** begin RECORD EXTRACTS **

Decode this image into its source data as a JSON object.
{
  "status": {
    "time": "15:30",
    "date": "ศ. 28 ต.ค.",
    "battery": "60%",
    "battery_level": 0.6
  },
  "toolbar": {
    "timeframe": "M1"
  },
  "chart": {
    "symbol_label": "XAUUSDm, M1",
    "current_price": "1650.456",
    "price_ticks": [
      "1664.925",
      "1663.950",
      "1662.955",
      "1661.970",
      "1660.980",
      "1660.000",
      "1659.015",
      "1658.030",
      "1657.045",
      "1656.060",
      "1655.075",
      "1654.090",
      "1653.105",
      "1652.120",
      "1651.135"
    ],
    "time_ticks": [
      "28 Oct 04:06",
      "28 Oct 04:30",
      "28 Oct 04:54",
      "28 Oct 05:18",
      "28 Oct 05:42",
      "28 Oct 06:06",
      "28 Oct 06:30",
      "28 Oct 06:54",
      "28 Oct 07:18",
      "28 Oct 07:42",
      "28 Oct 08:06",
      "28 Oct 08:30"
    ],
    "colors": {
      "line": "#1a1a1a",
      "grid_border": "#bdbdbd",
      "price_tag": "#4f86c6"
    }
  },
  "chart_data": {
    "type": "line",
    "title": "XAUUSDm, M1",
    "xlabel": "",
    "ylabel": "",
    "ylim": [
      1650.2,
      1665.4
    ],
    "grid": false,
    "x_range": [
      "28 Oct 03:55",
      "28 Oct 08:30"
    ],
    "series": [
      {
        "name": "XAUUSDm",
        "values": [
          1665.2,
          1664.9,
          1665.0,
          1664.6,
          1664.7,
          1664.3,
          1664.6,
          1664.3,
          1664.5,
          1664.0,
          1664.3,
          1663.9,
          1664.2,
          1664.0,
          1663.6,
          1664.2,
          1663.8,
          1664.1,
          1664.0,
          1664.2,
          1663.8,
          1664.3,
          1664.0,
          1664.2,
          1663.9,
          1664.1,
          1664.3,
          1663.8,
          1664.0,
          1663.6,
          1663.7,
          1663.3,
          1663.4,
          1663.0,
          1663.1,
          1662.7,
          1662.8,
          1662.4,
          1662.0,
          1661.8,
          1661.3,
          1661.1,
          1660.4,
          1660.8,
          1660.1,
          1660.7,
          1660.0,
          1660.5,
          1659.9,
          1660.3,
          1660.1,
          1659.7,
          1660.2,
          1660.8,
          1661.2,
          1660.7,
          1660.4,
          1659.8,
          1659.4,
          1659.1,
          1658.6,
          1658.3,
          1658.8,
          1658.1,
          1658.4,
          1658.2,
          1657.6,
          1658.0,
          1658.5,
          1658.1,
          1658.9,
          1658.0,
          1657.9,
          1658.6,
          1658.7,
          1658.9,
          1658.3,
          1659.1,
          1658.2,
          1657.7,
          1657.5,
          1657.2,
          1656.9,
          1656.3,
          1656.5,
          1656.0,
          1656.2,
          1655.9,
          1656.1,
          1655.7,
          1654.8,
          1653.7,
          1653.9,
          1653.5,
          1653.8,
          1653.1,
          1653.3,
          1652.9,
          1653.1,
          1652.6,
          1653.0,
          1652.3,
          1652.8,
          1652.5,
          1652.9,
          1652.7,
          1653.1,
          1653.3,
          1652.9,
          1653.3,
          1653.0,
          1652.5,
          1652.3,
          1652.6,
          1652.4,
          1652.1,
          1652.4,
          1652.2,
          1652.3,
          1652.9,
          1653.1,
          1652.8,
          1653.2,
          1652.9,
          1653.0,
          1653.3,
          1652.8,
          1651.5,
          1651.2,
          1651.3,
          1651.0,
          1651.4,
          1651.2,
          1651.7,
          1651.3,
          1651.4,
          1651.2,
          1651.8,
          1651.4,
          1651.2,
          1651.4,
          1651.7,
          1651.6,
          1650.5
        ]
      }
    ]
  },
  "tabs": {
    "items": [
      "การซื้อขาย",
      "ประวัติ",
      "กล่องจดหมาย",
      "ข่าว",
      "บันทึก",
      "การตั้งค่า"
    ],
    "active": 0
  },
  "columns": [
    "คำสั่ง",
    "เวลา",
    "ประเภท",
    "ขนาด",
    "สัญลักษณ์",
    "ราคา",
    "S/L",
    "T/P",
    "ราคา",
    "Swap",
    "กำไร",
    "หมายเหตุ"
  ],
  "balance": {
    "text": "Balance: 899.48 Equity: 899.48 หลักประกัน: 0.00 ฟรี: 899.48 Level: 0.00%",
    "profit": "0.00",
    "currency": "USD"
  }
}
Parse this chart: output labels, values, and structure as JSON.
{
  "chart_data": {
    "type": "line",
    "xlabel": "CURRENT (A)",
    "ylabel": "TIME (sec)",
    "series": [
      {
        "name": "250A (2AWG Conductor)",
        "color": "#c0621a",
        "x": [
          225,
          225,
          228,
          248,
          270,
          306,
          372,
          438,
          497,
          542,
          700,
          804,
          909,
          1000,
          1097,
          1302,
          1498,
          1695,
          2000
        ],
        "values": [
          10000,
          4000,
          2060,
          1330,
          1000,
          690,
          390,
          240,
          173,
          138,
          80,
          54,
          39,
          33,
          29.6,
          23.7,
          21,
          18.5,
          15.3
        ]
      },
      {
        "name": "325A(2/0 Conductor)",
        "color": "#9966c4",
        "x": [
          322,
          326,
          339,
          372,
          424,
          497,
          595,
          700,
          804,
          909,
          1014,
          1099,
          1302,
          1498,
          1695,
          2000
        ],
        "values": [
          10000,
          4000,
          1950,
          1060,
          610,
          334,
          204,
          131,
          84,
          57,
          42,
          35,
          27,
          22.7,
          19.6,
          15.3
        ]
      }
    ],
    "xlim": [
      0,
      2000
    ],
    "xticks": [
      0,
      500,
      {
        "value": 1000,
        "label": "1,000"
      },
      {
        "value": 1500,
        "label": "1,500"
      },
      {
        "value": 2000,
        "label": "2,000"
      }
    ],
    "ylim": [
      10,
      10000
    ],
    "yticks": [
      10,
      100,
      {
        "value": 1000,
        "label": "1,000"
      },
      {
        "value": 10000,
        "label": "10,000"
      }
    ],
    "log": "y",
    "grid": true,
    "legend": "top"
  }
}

** end RECORD EXTRACTS **

- [TASK INSTRUCTIONS]: Exactly reproduce every line found in the records.

- [TASK RESULT]:
Decode this image into its source data as a JSON object.
{
  "status": {
    "time": "15:30",
    "date": "ศ. 28 ต.ค.",
    "battery": "60%",
    "battery_level": 0.6
  },
  "toolbar": {
    "timeframe": "M1"
  },
  "chart": {
    "symbol_label": "XAUUSDm, M1",
    "current_price": "1650.456",
    "price_ticks": [
      "1664.925",
      "1663.950",
      "1662.955",
      "1661.970",
      "1660.980",
      "1660.000",
      "1659.015",
      "1658.030",
      "1657.045",
      "1656.060",
      "1655.075",
      "1654.090",
      "1653.105",
      "1652.120",
      "1651.135"
    ],
    "time_ticks": [
      "28 Oct 04:06",
      "28 Oct 04:30",
      "28 Oct 04:54",
      "28 Oct 05:18",
      "28 Oct 05:42",
      "28 Oct 06:06",
      "28 Oct 06:30",
      "28 Oct 06:54",
      "28 Oct 07:18",
      "28 Oct 07:42",
      "28 Oct 08:06",
      "28 Oct 08:30"
    ],
    "colors": {
      "line": "#1a1a1a",
      "grid_border": "#bdbdbd",
      "price_tag": "#4f86c6"
    }
  },
  "chart_data": {
    "type": "line",
    "title": "XAUUSDm, M1",
    "xlabel": "",
    "ylabel": "",
    "ylim": [
      1650.2,
      1665.4
    ],
    "grid": false,
    "x_range": [
      "28 Oct 03:55",
      "28 Oct 08:30"
    ],
    "series": [
      {
        "name": "XAUUSDm",
        "values": [
          1665.2,
          1664.9,
          1665.0,
          1664.6,
          1664.7,
          1664.3,
          1664.6,
          1664.3,
          1664.5,
          1664.0,
          1664.3,
          1663.9,
          1664.2,
          1664.0,
          1663.6,
          1664.2,
          1663.8,
          1664.1,
          1664.0,
          1664.2,
          1663.8,
          1664.3,
          1664.0,
          1664.2,
          1663.9,
          1664.1,
          1664.3,
          1663.8,
          1664.0,
          1663.6,
          1663.7,
          1663.3,
          1663.4,
          1663.0,
          1663.1,
          1662.7,
          1662.8,
          1662.4,
          1662.0,
          1661.8,
          1661.3,
          1661.1,
          1660.4,
          1660.8,
          1660.1,
          1660.7,
          1660.0,
          1660.5,
          1659.9,
          1660.3,
          1660.1,
          1659.7,
          1660.2,
          1660.8,
          1661.2,
          1660.7,
          1660.4,
          1659.8,
          1659.4,
          1659.1,
          1658.6,
          1658.3,
          1658.8,
          1658.1,
          1658.4,
          1658.2,
          1657.6,
          1658.0,
          1658.5,
          1658.1,
          1658.9,
          1658.0,
          1657.9,
          1658.6,
          1658.7,
          1658.9,
          1658.3,
          1659.1,
          1658.2,
          1657.7,
          1657.5,
          1657.2,
          1656.9,
          1656.3,
          1656.5,
          1656.0,
          1656.2,
          1655.9,
          1656.1,
          1655.7,
          1654.8,
          1653.7,
          1653.9,
          1653.5,
          1653.8,
          1653.1,
          1653.3,
          1652.9,
          1653.1,
          1652.6,
          1653.0,
          1652.3,
          1652.8,
          1652.5,
          1652.9,
          1652.7,
          1653.1,
          1653.3,
          1652.9,
          1653.3,
          1653.0,
          1652.5,
          1652.3,
          1652.6,
          1652.4,
          1652.1,
          1652.4,
          1652.2,
          1652.3,
          1652.9,
          1653.1,
          1652.8,
          1653.2,
          1652.9,
          1653.0,
          1653.3,
          1652.8,
          1651.5,
          1651.2,
          1651.3,
          1651.0,
          1651.4,
          1651.2,
          1651.7,
          1651.3,
          1651.4,
          1651.2,
          1651.8,
          1651.4,
          1651.2,
          1651.4,
          1651.7,
          1651.6,
          1650.5
        ]
      }
    ]
  },
  "tabs": {
    "items": [
      "การซื้อขาย",
      "ประวัติ",
      "กล่องจดหมาย",
      "ข่าว",
      "บันทึก",
      "การตั้งค่า"
    ],
    "active": 0
  },
  "columns": [
    "คำสั่ง",
    "เวลา",
    "ประเภท",
    "ขนาด",
    "สัญลักษณ์",
    "ราคา",
    "S/L",
    "T/P",
    "ราคา",
    "Swap",
    "กำไร",
    "หมายเหตุ"
  ],
  "balance": {
    "text": "Balance: 899.48 Equity: 899.48 หลักประกัน: 0.00 ฟรี: 899.48 Level: 0.00%",
    "profit": "0.00",
    "currency": "USD"
  }
}
Parse this chart: output labels, values, and structure as JSON.
{
  "chart_data": {
    "type": "line",
    "xlabel": "CURRENT (A)",
    "ylabel": "TIME (sec)",
    "series": [
      {
        "name": "250A (2AWG Conductor)",
        "color": "#c0621a",
        "x": [
          225,
          225,
          228,
          248,
          270,
          306,
          372,
          438,
          497,
          542,
          700,
          804,
          909,
          1000,
          1097,
          1302,
          1498,
          1695,
          2000
        ],
        "values": [
          10000,
          4000,
          2060,
          1330,
          1000,
          690,
          390,
          240,
          173,
          138,
          80,
          54,
          39,
          33,
          29.6,
          23.7,
          21,
          18.5,
          15.3
        ]
      },
      {
        "name": "325A(2/0 Conductor)",
        "color": "#9966c4",
        "x": [
          322,
          326,
          339,
          372,
          424,
          497,
          595,
          700,
          804,
          909,
          1014,
          1099,
          1302,
          1498,
          1695,
          2000
        ],
        "values": [
          10000,
          4000,
          1950,
          1060,
          610,
          334,
          204,
          131,
          84,
          57,
          42,
          35,
          27,
          22.7,
          19.6,
          15.3
        ]
      }
    ],
    "xlim": [
      0,
      2000
    ],
    "xticks": [
      0,
      500,
      {
        "value": 1000,
        "label": "1,000"
      },
      {
        "value": 1500,
        "label": "1,500"
      },
      {
        "value": 2000,
        "label": "2,000"
      }
    ],
    "ylim": [
      10,
      10000
    ],
    "yticks": [
      10,
      100,
      {
        "value": 1000,
        "label": "1,000"
      },
      {
        "value": 10000,
        "label": "10,000"
      }
    ],
    "log": "y",
    "grid": true,
    "legend": "top"
  }
}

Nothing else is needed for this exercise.